##### DATA PROVIDED
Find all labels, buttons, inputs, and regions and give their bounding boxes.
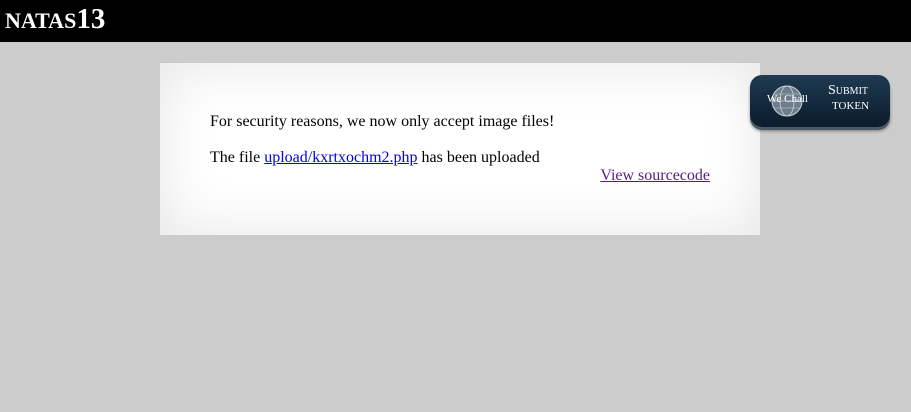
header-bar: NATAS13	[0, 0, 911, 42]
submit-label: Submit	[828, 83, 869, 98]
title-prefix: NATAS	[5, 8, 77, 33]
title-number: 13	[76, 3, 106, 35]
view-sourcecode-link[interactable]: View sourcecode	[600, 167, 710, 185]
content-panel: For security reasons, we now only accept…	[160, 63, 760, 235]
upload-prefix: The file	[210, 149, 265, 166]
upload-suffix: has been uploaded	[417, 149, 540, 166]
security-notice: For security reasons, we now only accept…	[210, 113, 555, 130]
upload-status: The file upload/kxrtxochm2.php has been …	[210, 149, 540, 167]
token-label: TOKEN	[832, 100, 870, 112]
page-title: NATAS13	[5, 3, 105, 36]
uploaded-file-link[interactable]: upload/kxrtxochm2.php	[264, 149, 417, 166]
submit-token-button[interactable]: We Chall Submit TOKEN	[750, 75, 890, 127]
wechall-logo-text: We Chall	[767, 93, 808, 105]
##########
##### DATA PROVIDED
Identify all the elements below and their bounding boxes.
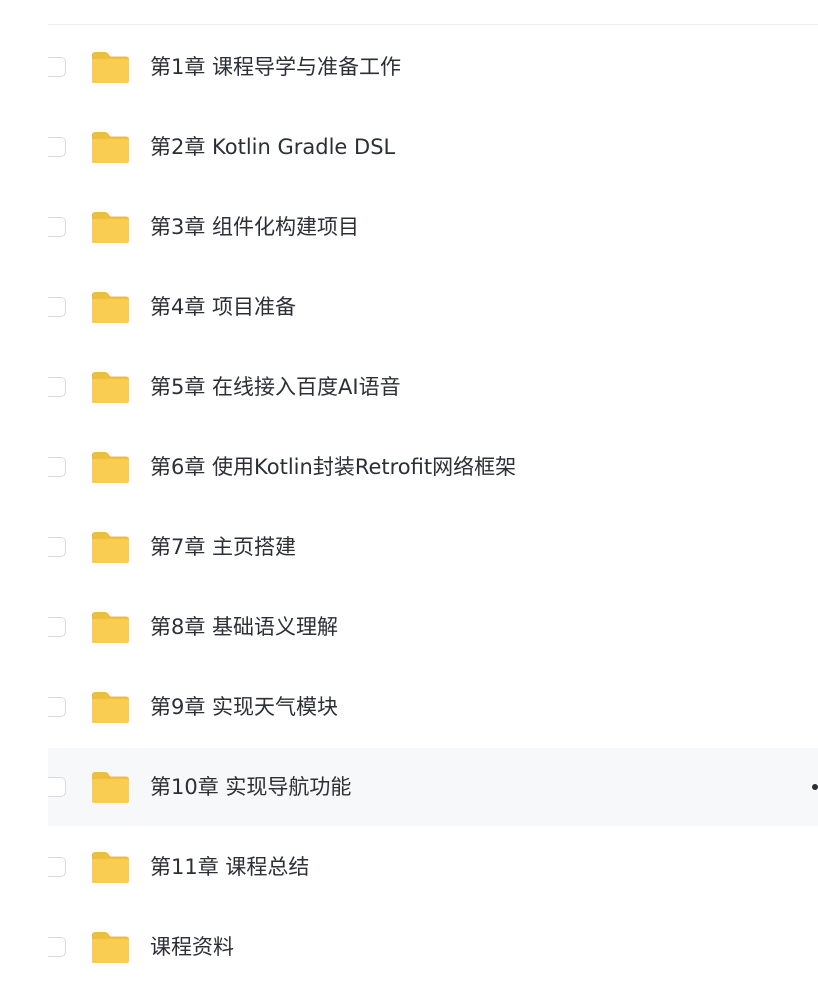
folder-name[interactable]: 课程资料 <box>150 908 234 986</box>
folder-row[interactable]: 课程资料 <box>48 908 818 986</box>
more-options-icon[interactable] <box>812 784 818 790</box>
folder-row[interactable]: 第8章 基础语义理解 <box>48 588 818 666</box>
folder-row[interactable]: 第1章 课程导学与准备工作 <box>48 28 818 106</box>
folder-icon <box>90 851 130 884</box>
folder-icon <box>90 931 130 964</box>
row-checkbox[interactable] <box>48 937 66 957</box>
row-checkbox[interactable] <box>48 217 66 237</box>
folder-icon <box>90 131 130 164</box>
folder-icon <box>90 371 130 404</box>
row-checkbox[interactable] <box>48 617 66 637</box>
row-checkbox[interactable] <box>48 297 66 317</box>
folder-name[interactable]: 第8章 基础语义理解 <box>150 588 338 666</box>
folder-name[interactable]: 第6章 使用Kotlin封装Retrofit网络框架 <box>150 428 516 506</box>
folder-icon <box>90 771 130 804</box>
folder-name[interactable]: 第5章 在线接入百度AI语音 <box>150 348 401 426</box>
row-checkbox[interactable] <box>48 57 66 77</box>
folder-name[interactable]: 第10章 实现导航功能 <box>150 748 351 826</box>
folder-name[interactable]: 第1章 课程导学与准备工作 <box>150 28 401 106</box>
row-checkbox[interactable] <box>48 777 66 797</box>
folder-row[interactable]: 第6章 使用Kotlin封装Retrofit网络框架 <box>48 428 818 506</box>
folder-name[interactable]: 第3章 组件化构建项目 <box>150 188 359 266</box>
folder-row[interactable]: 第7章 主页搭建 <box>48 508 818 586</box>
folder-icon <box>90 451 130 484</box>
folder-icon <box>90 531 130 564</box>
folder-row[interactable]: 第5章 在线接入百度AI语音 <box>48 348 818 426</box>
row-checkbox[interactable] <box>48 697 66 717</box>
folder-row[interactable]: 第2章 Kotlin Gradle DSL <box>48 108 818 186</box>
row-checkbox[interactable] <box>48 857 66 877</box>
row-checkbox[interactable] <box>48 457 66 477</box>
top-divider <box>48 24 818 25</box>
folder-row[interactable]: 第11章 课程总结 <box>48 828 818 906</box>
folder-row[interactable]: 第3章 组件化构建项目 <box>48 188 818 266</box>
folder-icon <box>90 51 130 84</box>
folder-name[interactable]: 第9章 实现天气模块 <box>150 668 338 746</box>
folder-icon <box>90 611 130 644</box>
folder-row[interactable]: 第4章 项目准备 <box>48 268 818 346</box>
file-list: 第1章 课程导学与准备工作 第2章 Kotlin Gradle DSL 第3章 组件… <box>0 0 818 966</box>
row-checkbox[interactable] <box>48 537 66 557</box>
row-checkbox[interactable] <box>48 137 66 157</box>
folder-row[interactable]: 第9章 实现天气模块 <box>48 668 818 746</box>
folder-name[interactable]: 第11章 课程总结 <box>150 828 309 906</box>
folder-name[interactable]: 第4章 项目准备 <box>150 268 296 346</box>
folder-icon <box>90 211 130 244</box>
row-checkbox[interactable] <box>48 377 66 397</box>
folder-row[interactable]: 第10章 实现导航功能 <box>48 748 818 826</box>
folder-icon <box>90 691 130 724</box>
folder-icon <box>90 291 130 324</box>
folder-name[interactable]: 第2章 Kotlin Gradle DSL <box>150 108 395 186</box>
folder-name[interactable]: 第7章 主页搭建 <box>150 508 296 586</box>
##########
TASK GOAL:
Reproduce the material above verbatim, starting at the line containing "Find all labels, buttons, inputs, and" and ending at the line containing "93, 808, 105]", with both of those lines included. Omit the picture from your copy.

REPLY:
Find all labels, buttons, inputs, and regions and give their bounding boxes.
header-bar: NATAS13	[0, 0, 911, 42]
submit-label: Submit	[828, 83, 869, 98]
title-prefix: NATAS	[5, 8, 77, 33]
title-number: 13	[76, 3, 106, 35]
view-sourcecode-link[interactable]: View sourcecode	[600, 167, 710, 185]
content-panel: For security reasons, we now only accept…	[160, 63, 760, 235]
upload-prefix: The file	[210, 149, 265, 166]
upload-suffix: has been uploaded	[417, 149, 540, 166]
security-notice: For security reasons, we now only accept…	[210, 113, 555, 130]
upload-status: The file upload/kxrtxochm2.php has been …	[210, 149, 540, 167]
token-label: TOKEN	[832, 100, 870, 112]
page-title: NATAS13	[5, 3, 105, 36]
uploaded-file-link[interactable]: upload/kxrtxochm2.php	[264, 149, 417, 166]
submit-token-button[interactable]: We Chall Submit TOKEN	[750, 75, 890, 127]
wechall-logo-text: We Chall	[767, 93, 808, 105]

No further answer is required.